— Challenge —
Pull every "financing" line out of the data below.

— Exercise material —
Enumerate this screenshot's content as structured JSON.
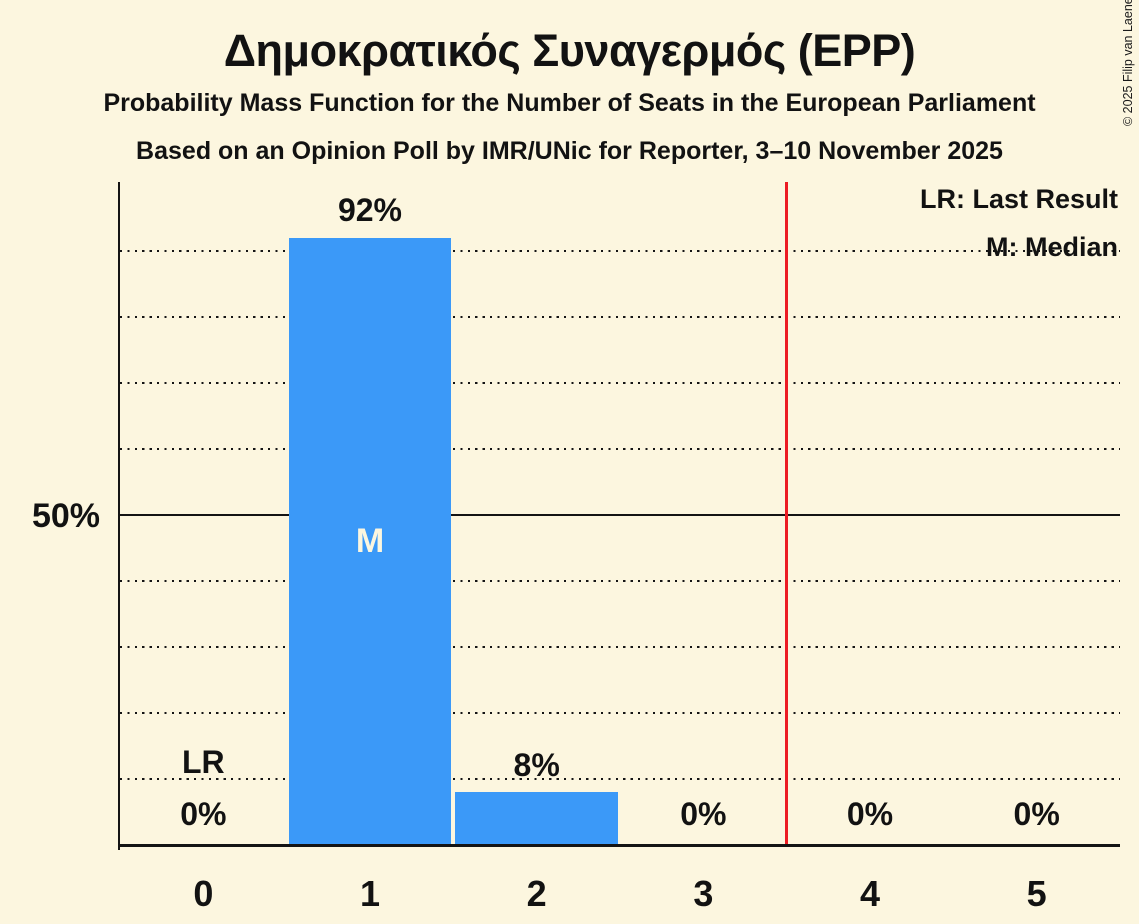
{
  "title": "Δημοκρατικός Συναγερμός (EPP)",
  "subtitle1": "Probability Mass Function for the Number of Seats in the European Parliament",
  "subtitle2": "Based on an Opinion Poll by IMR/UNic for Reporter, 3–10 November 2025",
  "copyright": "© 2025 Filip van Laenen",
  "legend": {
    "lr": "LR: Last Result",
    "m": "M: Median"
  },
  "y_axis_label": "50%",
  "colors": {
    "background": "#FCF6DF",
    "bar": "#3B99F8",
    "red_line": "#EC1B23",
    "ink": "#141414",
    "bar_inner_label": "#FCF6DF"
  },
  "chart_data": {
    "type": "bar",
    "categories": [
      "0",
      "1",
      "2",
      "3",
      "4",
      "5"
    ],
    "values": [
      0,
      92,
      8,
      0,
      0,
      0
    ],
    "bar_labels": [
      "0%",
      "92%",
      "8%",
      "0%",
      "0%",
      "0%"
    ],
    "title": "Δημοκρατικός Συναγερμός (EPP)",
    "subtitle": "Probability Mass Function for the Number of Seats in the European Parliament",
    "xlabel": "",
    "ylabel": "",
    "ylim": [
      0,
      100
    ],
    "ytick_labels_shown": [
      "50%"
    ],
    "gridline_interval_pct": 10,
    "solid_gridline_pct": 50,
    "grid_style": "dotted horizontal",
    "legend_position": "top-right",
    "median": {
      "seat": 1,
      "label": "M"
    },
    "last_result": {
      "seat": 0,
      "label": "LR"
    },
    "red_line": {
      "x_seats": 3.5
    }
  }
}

==

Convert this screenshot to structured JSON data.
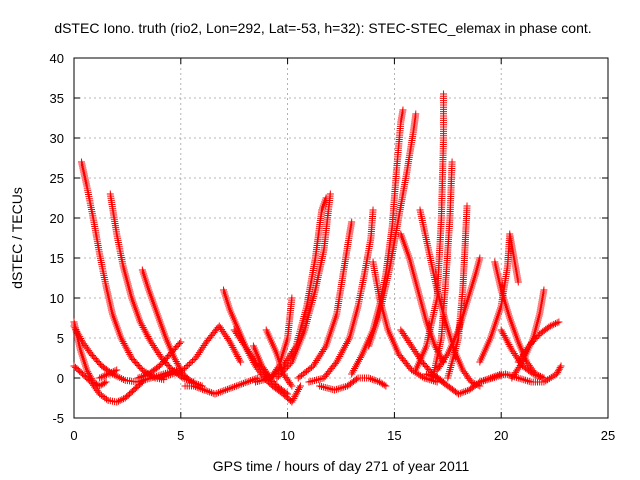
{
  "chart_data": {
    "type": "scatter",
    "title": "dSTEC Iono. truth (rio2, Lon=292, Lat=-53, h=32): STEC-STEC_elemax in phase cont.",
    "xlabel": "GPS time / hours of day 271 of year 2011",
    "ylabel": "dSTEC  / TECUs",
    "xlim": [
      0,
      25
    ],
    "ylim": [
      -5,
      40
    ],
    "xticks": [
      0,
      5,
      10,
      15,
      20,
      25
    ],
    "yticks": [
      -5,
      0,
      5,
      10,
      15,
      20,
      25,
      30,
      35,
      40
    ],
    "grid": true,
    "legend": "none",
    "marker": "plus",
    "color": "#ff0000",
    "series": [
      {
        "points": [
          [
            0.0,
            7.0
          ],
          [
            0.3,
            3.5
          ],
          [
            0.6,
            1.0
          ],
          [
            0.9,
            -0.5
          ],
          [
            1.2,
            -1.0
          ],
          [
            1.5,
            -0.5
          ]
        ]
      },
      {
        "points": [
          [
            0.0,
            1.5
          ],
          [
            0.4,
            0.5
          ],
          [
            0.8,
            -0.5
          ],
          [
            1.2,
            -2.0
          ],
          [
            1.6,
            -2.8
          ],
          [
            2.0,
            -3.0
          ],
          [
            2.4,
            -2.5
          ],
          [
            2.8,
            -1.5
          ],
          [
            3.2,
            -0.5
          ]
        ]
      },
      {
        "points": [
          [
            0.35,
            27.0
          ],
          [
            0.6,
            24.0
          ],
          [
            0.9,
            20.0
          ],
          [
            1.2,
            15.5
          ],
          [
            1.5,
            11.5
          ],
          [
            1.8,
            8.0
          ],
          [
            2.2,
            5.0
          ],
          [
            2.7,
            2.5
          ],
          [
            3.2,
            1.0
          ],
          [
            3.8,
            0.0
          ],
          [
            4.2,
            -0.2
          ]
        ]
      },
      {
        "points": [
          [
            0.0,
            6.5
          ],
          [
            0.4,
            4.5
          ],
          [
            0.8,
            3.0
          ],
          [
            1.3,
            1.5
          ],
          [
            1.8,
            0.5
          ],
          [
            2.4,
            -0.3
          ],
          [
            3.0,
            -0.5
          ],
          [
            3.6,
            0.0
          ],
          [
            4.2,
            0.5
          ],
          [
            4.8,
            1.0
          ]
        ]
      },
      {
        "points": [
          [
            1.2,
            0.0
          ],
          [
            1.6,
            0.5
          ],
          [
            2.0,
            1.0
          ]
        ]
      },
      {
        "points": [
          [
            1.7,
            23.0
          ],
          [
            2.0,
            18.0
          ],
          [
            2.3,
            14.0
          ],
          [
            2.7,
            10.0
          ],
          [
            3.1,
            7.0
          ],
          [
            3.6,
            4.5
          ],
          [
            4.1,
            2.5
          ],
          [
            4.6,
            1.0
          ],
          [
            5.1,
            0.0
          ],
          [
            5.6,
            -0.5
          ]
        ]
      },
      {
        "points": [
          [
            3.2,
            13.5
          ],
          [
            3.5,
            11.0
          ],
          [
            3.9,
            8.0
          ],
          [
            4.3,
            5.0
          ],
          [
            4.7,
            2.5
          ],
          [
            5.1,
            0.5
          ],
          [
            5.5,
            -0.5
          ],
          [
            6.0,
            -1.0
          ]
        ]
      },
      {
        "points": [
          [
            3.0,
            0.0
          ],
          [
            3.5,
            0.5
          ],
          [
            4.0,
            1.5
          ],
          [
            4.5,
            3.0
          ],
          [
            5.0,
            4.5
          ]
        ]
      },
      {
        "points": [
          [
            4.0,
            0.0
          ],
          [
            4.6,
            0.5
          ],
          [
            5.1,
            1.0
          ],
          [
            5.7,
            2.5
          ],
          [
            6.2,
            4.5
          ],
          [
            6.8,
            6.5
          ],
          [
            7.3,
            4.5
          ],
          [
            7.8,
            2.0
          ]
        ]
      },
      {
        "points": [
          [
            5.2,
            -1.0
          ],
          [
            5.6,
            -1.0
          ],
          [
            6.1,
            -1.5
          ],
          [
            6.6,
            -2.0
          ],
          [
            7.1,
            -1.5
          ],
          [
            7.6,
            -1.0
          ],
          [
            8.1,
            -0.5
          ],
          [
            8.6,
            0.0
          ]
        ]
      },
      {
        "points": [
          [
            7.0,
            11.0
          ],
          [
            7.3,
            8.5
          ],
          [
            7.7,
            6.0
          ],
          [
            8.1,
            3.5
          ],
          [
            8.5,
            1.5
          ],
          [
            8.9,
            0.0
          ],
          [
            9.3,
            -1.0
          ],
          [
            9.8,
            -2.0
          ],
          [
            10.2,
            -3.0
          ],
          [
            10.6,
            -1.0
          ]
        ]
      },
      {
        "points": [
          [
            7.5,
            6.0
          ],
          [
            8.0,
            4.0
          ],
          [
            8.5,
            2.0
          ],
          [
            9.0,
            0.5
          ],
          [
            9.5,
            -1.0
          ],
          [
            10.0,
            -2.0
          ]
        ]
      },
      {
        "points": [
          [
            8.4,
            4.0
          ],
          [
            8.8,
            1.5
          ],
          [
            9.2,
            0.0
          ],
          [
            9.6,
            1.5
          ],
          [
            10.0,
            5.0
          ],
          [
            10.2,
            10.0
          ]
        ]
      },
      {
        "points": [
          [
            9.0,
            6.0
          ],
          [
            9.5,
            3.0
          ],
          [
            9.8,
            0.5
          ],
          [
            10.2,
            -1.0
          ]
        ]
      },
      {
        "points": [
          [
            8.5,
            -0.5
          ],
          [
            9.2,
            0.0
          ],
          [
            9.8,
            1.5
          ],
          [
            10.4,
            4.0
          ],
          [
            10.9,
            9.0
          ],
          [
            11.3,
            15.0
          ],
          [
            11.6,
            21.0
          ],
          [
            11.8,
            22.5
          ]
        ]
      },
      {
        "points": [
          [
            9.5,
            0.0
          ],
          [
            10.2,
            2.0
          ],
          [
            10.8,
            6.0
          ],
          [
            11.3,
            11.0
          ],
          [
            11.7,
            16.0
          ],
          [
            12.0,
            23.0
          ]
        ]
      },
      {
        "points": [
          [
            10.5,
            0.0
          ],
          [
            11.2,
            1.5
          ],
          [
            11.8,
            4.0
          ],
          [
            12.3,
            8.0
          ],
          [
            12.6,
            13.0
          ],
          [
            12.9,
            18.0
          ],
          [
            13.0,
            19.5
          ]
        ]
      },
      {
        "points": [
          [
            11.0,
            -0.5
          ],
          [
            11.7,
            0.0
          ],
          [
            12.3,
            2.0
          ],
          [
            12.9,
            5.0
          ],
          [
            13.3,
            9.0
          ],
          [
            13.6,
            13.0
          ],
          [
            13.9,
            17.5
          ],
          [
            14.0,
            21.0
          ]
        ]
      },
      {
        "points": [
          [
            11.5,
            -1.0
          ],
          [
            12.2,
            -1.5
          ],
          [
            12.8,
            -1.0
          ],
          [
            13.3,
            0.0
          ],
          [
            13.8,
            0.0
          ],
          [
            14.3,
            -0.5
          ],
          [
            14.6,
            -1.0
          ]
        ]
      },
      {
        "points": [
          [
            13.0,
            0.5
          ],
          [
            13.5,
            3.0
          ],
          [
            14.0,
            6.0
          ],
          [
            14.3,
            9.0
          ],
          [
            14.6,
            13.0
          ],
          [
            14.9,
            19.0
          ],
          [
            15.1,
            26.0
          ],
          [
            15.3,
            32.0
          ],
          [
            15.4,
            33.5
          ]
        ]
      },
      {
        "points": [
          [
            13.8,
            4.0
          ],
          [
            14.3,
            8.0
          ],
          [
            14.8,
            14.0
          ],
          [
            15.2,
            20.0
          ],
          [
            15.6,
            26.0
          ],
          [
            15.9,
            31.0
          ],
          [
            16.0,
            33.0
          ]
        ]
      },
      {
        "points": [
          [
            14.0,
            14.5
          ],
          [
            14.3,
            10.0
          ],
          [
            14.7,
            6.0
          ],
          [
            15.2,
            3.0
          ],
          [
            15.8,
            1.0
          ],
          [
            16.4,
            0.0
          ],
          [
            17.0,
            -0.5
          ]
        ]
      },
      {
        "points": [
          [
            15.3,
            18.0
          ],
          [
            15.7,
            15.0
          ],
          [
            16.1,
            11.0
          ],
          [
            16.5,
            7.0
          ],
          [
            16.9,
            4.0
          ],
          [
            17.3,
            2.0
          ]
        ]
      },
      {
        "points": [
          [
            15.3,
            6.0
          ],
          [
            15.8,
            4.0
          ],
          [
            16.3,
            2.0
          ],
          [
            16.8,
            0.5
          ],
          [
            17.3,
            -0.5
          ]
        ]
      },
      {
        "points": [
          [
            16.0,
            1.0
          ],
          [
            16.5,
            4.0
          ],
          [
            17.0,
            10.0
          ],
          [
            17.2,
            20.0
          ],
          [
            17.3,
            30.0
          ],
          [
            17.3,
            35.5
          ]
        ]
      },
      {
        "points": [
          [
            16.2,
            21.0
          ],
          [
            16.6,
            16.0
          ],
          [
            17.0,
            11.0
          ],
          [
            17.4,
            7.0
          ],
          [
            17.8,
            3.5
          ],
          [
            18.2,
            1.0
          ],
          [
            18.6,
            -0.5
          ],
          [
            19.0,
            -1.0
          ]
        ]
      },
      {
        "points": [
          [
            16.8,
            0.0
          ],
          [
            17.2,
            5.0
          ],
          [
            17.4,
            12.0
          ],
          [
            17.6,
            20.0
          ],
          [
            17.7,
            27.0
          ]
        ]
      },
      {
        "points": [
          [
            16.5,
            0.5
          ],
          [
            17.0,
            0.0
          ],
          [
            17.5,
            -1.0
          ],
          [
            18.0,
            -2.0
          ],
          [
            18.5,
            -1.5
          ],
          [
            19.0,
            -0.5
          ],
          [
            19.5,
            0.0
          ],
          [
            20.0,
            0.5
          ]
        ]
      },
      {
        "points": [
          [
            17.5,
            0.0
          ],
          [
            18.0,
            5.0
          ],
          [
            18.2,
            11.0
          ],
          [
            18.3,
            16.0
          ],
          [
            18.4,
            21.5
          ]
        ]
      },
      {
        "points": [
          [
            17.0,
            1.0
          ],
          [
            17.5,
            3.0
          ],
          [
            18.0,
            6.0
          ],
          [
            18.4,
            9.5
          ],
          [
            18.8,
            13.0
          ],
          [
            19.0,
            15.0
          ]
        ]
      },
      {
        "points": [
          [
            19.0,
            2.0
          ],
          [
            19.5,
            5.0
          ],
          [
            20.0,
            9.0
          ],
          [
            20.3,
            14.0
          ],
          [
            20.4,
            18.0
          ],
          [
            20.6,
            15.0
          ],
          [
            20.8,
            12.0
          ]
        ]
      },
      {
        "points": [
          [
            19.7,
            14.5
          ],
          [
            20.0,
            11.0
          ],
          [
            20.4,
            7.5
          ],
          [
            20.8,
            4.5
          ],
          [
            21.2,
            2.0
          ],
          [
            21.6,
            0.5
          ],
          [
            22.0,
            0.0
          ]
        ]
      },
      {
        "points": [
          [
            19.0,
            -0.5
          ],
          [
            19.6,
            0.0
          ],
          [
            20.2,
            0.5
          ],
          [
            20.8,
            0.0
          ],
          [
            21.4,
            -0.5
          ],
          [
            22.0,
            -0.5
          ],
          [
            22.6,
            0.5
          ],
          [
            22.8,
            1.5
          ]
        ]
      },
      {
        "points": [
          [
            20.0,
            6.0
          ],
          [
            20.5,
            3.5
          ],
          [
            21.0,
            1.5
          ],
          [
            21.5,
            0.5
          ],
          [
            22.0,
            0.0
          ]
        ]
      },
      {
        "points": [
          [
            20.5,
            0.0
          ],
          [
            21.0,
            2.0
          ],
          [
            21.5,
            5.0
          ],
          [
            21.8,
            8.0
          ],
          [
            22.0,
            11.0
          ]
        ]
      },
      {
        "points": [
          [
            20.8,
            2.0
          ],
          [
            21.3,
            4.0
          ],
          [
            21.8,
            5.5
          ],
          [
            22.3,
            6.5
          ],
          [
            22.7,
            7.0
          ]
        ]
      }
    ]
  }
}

--

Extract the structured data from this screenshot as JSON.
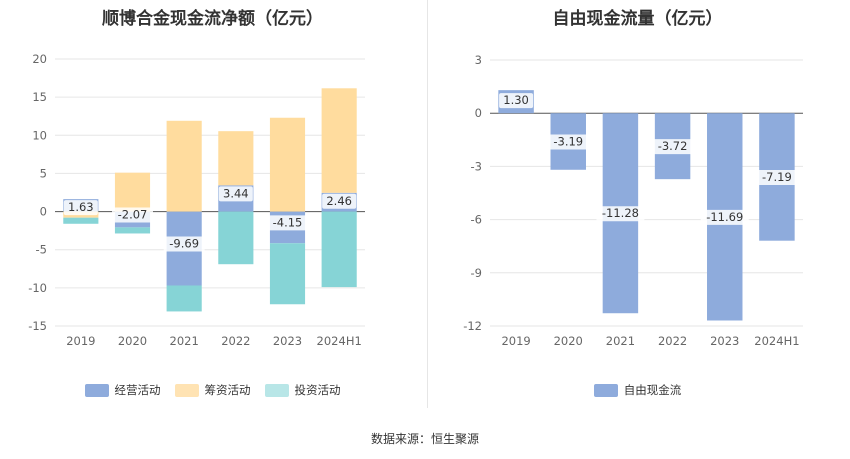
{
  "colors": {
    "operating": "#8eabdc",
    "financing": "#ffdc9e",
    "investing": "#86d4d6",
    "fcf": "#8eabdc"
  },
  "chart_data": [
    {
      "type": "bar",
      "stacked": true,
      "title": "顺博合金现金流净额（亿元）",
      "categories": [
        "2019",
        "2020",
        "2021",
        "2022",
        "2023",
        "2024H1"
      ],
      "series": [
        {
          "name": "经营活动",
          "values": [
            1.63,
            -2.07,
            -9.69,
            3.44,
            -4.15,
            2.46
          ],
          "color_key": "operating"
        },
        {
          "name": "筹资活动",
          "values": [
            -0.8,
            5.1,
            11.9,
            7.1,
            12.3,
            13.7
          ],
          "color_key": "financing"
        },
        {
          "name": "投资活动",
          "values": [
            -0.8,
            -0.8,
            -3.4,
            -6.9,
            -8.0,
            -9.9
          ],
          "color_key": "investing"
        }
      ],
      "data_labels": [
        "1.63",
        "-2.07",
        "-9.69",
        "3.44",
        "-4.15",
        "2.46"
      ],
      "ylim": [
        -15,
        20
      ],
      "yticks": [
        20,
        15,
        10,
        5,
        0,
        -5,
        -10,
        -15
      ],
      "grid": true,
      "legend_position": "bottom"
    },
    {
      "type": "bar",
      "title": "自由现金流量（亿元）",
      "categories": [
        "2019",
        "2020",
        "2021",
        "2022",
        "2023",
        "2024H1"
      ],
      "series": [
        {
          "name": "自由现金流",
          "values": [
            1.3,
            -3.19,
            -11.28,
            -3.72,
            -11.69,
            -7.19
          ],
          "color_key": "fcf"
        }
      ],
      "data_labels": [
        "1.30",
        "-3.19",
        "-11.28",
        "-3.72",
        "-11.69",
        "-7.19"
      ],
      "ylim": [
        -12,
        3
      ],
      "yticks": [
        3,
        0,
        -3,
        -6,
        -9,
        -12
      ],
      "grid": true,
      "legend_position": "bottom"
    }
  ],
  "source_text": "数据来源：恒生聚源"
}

— Expected answer —
    "financing": "#ffdc9e",
          "color_key": "financing"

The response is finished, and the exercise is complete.